[Data records]
━━━━━━━━━━━━━━━━━━━━

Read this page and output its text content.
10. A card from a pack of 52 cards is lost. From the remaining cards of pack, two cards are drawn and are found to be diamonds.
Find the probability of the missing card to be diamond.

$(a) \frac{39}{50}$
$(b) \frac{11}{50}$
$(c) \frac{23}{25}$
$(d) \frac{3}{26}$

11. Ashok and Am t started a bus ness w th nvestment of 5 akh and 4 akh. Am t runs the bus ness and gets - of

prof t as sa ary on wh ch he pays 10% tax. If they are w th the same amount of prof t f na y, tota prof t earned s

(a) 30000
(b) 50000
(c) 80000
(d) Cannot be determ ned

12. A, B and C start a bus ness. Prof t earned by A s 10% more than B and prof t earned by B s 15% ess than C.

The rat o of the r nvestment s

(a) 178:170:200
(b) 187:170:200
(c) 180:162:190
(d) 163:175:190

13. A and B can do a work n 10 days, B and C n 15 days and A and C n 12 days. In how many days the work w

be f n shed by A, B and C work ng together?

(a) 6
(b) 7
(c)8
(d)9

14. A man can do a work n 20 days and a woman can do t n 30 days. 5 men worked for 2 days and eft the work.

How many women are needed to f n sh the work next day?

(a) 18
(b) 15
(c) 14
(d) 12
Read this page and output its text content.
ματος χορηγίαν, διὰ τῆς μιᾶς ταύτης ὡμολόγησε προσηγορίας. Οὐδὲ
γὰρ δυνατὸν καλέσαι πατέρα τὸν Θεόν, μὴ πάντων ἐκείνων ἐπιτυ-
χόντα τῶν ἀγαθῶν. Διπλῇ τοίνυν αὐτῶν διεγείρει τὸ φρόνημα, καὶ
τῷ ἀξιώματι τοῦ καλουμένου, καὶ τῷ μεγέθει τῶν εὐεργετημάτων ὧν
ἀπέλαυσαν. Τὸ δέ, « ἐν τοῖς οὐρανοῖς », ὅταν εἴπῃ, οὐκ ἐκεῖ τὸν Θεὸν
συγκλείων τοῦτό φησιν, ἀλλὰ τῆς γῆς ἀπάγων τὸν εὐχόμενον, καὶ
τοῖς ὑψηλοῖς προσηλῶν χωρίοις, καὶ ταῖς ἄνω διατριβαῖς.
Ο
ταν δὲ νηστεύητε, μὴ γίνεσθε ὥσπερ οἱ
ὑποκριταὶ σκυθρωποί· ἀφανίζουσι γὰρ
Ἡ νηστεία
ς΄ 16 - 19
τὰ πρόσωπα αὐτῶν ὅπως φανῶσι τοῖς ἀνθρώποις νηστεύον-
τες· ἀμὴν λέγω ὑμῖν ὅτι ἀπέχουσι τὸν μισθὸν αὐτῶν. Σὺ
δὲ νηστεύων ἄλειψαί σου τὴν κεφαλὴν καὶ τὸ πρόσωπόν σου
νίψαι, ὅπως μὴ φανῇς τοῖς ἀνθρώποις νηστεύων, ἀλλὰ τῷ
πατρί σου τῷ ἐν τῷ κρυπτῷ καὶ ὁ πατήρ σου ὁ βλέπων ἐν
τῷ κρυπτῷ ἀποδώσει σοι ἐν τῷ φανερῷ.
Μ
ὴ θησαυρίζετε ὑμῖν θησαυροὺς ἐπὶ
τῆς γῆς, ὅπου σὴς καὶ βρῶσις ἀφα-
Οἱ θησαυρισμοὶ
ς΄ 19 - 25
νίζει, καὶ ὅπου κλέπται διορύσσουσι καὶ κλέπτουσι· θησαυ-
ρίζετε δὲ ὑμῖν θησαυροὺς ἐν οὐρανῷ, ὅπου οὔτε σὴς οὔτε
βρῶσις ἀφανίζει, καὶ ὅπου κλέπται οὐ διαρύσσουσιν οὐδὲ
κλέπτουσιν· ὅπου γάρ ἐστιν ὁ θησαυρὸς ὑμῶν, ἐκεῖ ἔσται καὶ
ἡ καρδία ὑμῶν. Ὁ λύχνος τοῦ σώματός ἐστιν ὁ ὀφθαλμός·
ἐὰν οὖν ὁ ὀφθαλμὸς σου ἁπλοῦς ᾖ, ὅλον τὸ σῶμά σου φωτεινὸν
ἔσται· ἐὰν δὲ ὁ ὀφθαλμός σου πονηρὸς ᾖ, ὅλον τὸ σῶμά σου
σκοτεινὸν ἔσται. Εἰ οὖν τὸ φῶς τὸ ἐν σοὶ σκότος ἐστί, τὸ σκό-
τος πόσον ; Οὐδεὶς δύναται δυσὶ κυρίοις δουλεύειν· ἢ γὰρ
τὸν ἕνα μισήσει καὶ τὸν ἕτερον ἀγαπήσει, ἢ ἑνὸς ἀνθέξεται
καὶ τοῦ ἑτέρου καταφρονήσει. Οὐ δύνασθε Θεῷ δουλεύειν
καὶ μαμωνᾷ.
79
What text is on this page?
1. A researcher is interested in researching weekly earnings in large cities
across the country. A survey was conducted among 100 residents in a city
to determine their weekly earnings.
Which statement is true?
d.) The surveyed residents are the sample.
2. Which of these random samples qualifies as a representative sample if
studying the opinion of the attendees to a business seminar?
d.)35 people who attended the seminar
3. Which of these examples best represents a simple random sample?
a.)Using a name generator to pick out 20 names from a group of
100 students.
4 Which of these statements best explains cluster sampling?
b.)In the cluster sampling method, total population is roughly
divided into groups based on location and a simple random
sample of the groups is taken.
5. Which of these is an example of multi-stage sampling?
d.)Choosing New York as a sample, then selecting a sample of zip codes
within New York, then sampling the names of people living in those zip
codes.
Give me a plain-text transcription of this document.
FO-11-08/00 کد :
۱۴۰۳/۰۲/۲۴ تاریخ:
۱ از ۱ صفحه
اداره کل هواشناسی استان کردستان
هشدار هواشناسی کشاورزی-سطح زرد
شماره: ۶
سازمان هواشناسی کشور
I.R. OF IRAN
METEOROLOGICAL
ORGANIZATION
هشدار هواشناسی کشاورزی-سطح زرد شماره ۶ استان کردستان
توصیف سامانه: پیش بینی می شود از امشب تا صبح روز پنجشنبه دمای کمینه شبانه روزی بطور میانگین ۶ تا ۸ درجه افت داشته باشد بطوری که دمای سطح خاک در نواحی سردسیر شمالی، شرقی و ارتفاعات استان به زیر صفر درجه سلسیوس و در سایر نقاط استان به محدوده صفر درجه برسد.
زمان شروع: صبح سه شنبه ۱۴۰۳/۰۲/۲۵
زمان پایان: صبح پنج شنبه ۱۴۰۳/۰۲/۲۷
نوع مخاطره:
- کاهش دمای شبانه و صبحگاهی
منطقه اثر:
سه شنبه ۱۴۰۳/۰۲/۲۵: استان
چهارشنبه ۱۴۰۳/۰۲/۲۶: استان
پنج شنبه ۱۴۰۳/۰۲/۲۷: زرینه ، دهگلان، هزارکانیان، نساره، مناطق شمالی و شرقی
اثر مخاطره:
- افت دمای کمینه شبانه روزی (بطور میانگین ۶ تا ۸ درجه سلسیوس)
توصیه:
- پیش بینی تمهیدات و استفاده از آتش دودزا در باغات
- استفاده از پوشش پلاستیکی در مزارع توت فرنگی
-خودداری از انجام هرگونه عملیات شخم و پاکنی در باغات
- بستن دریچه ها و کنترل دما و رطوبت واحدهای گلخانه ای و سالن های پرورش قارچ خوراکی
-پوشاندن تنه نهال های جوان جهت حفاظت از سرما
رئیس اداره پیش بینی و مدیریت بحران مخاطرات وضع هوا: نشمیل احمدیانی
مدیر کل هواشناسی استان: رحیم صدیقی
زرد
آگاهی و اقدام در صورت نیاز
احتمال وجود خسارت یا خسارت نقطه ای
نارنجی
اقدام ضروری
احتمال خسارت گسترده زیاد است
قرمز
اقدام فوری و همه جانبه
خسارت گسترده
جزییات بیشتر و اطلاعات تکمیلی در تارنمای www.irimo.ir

━━━━━━━━━━━━━━━━━━━━

= Instruction =
Give the entries once more, exactly as they appear.

= Written response =
Read this page and output its text content.
10. A card from a pack of 52 cards is lost. From the remaining cards of pack, two cards are drawn and are found to be diamonds.
Find the probability of the missing card to be diamond.

$(a) \frac{39}{50}$
$(b) \frac{11}{50}$
$(c) \frac{23}{25}$
$(d) \frac{3}{26}$

11. Ashok and Am t started a bus ness w th nvestment of 5 akh and 4 akh. Am t runs the bus ness and gets - of

prof t as sa ary on wh ch he pays 10% tax. If they are w th the same amount of prof t f na y, tota prof t earned s

(a) 30000
(b) 50000
(c) 80000
(d) Cannot be determ ned

12. A, B and C start a bus ness. Prof t earned by A s 10% more than B and prof t earned by B s 15% ess than C.

The rat o of the r nvestment s

(a) 178:170:200
(b) 187:170:200
(c) 180:162:190
(d) 163:175:190

13. A and B can do a work n 10 days, B and C n 15 days and A and C n 12 days. In how many days the work w

be f n shed by A, B and C work ng together?

(a) 6
(b) 7
(c)8
(d)9

14. A man can do a work n 20 days and a woman can do t n 30 days. 5 men worked for 2 days and eft the work.

How many women are needed to f n sh the work next day?

(a) 18
(b) 15
(c) 14
(d) 12
Read this page and output its text content.
ματος χορηγίαν, διὰ τῆς μιᾶς ταύτης ὡμολόγησε προσηγορίας. Οὐδὲ
γὰρ δυνατὸν καλέσαι πατέρα τὸν Θεόν, μὴ πάντων ἐκείνων ἐπιτυ-
χόντα τῶν ἀγαθῶν. Διπλῇ τοίνυν αὐτῶν διεγείρει τὸ φρόνημα, καὶ
τῷ ἀξιώματι τοῦ καλουμένου, καὶ τῷ μεγέθει τῶν εὐεργετημάτων ὧν
ἀπέλαυσαν. Τὸ δέ, « ἐν τοῖς οὐρανοῖς », ὅταν εἴπῃ, οὐκ ἐκεῖ τὸν Θεὸν
συγκλείων τοῦτό φησιν, ἀλλὰ τῆς γῆς ἀπάγων τὸν εὐχόμενον, καὶ
τοῖς ὑψηλοῖς προσηλῶν χωρίοις, καὶ ταῖς ἄνω διατριβαῖς.
Ο
ταν δὲ νηστεύητε, μὴ γίνεσθε ὥσπερ οἱ
ὑποκριταὶ σκυθρωποί· ἀφανίζουσι γὰρ
Ἡ νηστεία
ς΄ 16 - 19
τὰ πρόσωπα αὐτῶν ὅπως φανῶσι τοῖς ἀνθρώποις νηστεύον-
τες· ἀμὴν λέγω ὑμῖν ὅτι ἀπέχουσι τὸν μισθὸν αὐτῶν. Σὺ
δὲ νηστεύων ἄλειψαί σου τὴν κεφαλὴν καὶ τὸ πρόσωπόν σου
νίψαι, ὅπως μὴ φανῇς τοῖς ἀνθρώποις νηστεύων, ἀλλὰ τῷ
πατρί σου τῷ ἐν τῷ κρυπτῷ καὶ ὁ πατήρ σου ὁ βλέπων ἐν
τῷ κρυπτῷ ἀποδώσει σοι ἐν τῷ φανερῷ.
Μ
ὴ θησαυρίζετε ὑμῖν θησαυροὺς ἐπὶ
τῆς γῆς, ὅπου σὴς καὶ βρῶσις ἀφα-
Οἱ θησαυρισμοὶ
ς΄ 19 - 25
νίζει, καὶ ὅπου κλέπται διορύσσουσι καὶ κλέπτουσι· θησαυ-
ρίζετε δὲ ὑμῖν θησαυροὺς ἐν οὐρανῷ, ὅπου οὔτε σὴς οὔτε
βρῶσις ἀφανίζει, καὶ ὅπου κλέπται οὐ διαρύσσουσιν οὐδὲ
κλέπτουσιν· ὅπου γάρ ἐστιν ὁ θησαυρὸς ὑμῶν, ἐκεῖ ἔσται καὶ
ἡ καρδία ὑμῶν. Ὁ λύχνος τοῦ σώματός ἐστιν ὁ ὀφθαλμός·
ἐὰν οὖν ὁ ὀφθαλμὸς σου ἁπλοῦς ᾖ, ὅλον τὸ σῶμά σου φωτεινὸν
ἔσται· ἐὰν δὲ ὁ ὀφθαλμός σου πονηρὸς ᾖ, ὅλον τὸ σῶμά σου
σκοτεινὸν ἔσται. Εἰ οὖν τὸ φῶς τὸ ἐν σοὶ σκότος ἐστί, τὸ σκό-
τος πόσον ; Οὐδεὶς δύναται δυσὶ κυρίοις δουλεύειν· ἢ γὰρ
τὸν ἕνα μισήσει καὶ τὸν ἕτερον ἀγαπήσει, ἢ ἑνὸς ἀνθέξεται
καὶ τοῦ ἑτέρου καταφρονήσει. Οὐ δύνασθε Θεῷ δουλεύειν
καὶ μαμωνᾷ.
79
What text is on this page?
1. A researcher is interested in researching weekly earnings in large cities
across the country. A survey was conducted among 100 residents in a city
to determine their weekly earnings.
Which statement is true?
d.) The surveyed residents are the sample.
2. Which of these random samples qualifies as a representative sample if
studying the opinion of the attendees to a business seminar?
d.)35 people who attended the seminar
3. Which of these examples best represents a simple random sample?
a.)Using a name generator to pick out 20 names from a group of
100 students.
4 Which of these statements best explains cluster sampling?
b.)In the cluster sampling method, total population is roughly
divided into groups based on location and a simple random
sample of the groups is taken.
5. Which of these is an example of multi-stage sampling?
d.)Choosing New York as a sample, then selecting a sample of zip codes
within New York, then sampling the names of people living in those zip
codes.
Give me a plain-text transcription of this document.
FO-11-08/00 کد :
۱۴۰۳/۰۲/۲۴ تاریخ:
۱ از ۱ صفحه
اداره کل هواشناسی استان کردستان
هشدار هواشناسی کشاورزی-سطح زرد
شماره: ۶
سازمان هواشناسی کشور
I.R. OF IRAN
METEOROLOGICAL
ORGANIZATION
هشدار هواشناسی کشاورزی-سطح زرد شماره ۶ استان کردستان
توصیف سامانه: پیش بینی می شود از امشب تا صبح روز پنجشنبه دمای کمینه شبانه روزی بطور میانگین ۶ تا ۸ درجه افت داشته باشد بطوری که دمای سطح خاک در نواحی سردسیر شمالی، شرقی و ارتفاعات استان به زیر صفر درجه سلسیوس و در سایر نقاط استان به محدوده صفر درجه برسد.
زمان شروع: صبح سه شنبه ۱۴۰۳/۰۲/۲۵
زمان پایان: صبح پنج شنبه ۱۴۰۳/۰۲/۲۷
نوع مخاطره:
- کاهش دمای شبانه و صبحگاهی
منطقه اثر:
سه شنبه ۱۴۰۳/۰۲/۲۵: استان
چهارشنبه ۱۴۰۳/۰۲/۲۶: استان
پنج شنبه ۱۴۰۳/۰۲/۲۷: زرینه ، دهگلان، هزارکانیان، نساره، مناطق شمالی و شرقی
اثر مخاطره:
- افت دمای کمینه شبانه روزی (بطور میانگین ۶ تا ۸ درجه سلسیوس)
توصیه:
- پیش بینی تمهیدات و استفاده از آتش دودزا در باغات
- استفاده از پوشش پلاستیکی در مزارع توت فرنگی
-خودداری از انجام هرگونه عملیات شخم و پاکنی در باغات
- بستن دریچه ها و کنترل دما و رطوبت واحدهای گلخانه ای و سالن های پرورش قارچ خوراکی
-پوشاندن تنه نهال های جوان جهت حفاظت از سرما
رئیس اداره پیش بینی و مدیریت بحران مخاطرات وضع هوا: نشمیل احمدیانی
مدیر کل هواشناسی استان: رحیم صدیقی
زرد
آگاهی و اقدام در صورت نیاز
احتمال وجود خسارت یا خسارت نقطه ای
نارنجی
اقدام ضروری
احتمال خسارت گسترده زیاد است
قرمز
اقدام فوری و همه جانبه
خسارت گسترده
جزییات بیشتر و اطلاعات تکمیلی در تارنمای www.irimo.ir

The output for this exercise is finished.